+++ Source records +++

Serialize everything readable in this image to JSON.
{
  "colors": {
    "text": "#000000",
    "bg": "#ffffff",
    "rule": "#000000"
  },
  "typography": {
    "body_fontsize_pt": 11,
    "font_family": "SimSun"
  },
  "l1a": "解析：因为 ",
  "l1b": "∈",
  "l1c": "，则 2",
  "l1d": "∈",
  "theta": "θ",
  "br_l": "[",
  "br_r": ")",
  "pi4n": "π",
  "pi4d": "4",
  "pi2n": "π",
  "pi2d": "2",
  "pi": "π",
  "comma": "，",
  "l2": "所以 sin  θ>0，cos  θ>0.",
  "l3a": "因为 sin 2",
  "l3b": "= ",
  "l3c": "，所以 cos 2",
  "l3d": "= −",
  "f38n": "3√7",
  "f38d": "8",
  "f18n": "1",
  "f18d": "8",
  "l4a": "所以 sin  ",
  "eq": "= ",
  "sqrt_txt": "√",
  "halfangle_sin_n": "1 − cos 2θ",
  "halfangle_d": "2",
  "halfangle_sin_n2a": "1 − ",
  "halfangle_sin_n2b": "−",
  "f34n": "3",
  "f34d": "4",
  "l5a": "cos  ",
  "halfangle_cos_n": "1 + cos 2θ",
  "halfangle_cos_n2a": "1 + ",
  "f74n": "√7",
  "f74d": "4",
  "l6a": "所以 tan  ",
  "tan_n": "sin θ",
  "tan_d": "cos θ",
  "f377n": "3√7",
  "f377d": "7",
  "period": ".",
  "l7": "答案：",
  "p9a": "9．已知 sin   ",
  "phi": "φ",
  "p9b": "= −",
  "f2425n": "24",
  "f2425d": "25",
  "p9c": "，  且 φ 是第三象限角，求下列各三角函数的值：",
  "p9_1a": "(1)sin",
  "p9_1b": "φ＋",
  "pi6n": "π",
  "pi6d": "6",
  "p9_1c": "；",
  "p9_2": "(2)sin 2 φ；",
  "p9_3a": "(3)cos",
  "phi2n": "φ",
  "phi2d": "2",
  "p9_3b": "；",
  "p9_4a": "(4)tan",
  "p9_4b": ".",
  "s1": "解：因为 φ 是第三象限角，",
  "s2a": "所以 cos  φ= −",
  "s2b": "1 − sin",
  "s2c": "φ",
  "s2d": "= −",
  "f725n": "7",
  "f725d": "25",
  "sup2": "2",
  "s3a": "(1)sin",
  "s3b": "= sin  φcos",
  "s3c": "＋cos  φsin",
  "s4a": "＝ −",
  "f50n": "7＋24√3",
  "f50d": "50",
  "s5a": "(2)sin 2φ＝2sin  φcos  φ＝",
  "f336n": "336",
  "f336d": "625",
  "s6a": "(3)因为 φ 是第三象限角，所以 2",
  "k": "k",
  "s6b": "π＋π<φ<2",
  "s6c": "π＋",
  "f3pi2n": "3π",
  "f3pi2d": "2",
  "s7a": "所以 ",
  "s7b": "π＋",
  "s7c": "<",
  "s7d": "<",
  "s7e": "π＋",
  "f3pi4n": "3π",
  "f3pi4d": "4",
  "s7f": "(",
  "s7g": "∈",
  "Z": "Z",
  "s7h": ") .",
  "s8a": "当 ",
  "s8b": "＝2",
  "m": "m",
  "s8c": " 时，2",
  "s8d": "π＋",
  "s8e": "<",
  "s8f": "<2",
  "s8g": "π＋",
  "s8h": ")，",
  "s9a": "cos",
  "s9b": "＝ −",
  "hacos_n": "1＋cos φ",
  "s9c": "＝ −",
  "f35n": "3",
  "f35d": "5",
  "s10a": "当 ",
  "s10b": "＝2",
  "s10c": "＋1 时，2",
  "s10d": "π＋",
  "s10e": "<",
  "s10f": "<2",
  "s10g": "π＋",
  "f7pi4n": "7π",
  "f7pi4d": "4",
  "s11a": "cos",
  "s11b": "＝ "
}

+++

Exercise: In the records above, how many lines include the string "是第三象限角"? Answer with only the number.

Expected answer: 3